### Written request
Retype the data below without altering anything.

(Figure record extracts)
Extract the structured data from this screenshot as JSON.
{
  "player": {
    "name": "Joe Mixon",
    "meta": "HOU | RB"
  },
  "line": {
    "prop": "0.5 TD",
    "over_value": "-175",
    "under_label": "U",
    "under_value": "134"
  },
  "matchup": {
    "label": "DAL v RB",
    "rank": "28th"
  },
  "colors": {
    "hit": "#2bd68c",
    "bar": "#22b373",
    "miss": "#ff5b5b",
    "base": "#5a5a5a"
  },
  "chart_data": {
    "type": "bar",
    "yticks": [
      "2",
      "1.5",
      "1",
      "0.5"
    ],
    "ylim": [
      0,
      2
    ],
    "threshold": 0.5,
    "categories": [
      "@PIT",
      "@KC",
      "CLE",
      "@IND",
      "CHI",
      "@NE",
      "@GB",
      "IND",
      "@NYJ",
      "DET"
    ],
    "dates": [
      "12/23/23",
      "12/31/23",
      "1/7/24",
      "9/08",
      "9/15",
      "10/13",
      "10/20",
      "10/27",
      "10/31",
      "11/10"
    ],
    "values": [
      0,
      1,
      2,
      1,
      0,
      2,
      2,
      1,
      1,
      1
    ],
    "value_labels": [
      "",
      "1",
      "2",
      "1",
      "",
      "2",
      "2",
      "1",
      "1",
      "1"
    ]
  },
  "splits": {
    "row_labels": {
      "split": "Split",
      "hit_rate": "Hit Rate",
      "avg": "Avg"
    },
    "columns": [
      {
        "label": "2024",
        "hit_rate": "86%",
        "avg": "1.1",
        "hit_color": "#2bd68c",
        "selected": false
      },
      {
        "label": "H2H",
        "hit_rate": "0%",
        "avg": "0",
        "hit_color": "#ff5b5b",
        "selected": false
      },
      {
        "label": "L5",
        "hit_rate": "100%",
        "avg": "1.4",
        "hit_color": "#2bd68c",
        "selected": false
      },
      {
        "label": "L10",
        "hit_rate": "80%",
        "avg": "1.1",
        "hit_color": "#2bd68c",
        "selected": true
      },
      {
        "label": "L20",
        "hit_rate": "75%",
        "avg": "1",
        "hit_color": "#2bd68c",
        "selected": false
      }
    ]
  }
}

### Written solution
Extract the structured data from this screenshot as JSON.
{
  "player": {
    "name": "Joe Mixon",
    "meta": "HOU | RB"
  },
  "line": {
    "prop": "0.5 TD",
    "over_value": "-175",
    "under_label": "U",
    "under_value": "134"
  },
  "matchup": {
    "label": "DAL v RB",
    "rank": "28th"
  },
  "colors": {
    "hit": "#2bd68c",
    "bar": "#22b373",
    "miss": "#ff5b5b",
    "base": "#5a5a5a"
  },
  "chart_data": {
    "type": "bar",
    "yticks": [
      "2",
      "1.5",
      "1",
      "0.5"
    ],
    "ylim": [
      0,
      2
    ],
    "threshold": 0.5,
    "categories": [
      "@PIT",
      "@KC",
      "CLE",
      "@IND",
      "CHI",
      "@NE",
      "@GB",
      "IND",
      "@NYJ",
      "DET"
    ],
    "dates": [
      "12/23/23",
      "12/31/23",
      "1/7/24",
      "9/08",
      "9/15",
      "10/13",
      "10/20",
      "10/27",
      "10/31",
      "11/10"
    ],
    "values": [
      0,
      1,
      2,
      1,
      0,
      2,
      2,
      1,
      1,
      1
    ],
    "value_labels": [
      "",
      "1",
      "2",
      "1",
      "",
      "2",
      "2",
      "1",
      "1",
      "1"
    ]
  },
  "splits": {
    "row_labels": {
      "split": "Split",
      "hit_rate": "Hit Rate",
      "avg": "Avg"
    },
    "columns": [
      {
        "label": "2024",
        "hit_rate": "86%",
        "avg": "1.1",
        "hit_color": "#2bd68c",
        "selected": false
      },
      {
        "label": "H2H",
        "hit_rate": "0%",
        "avg": "0",
        "hit_color": "#ff5b5b",
        "selected": false
      },
      {
        "label": "L5",
        "hit_rate": "100%",
        "avg": "1.4",
        "hit_color": "#2bd68c",
        "selected": false
      },
      {
        "label": "L10",
        "hit_rate": "80%",
        "avg": "1.1",
        "hit_color": "#2bd68c",
        "selected": true
      },
      {
        "label": "L20",
        "hit_rate": "75%",
        "avg": "1",
        "hit_color": "#2bd68c",
        "selected": false
      }
    ]
  }
}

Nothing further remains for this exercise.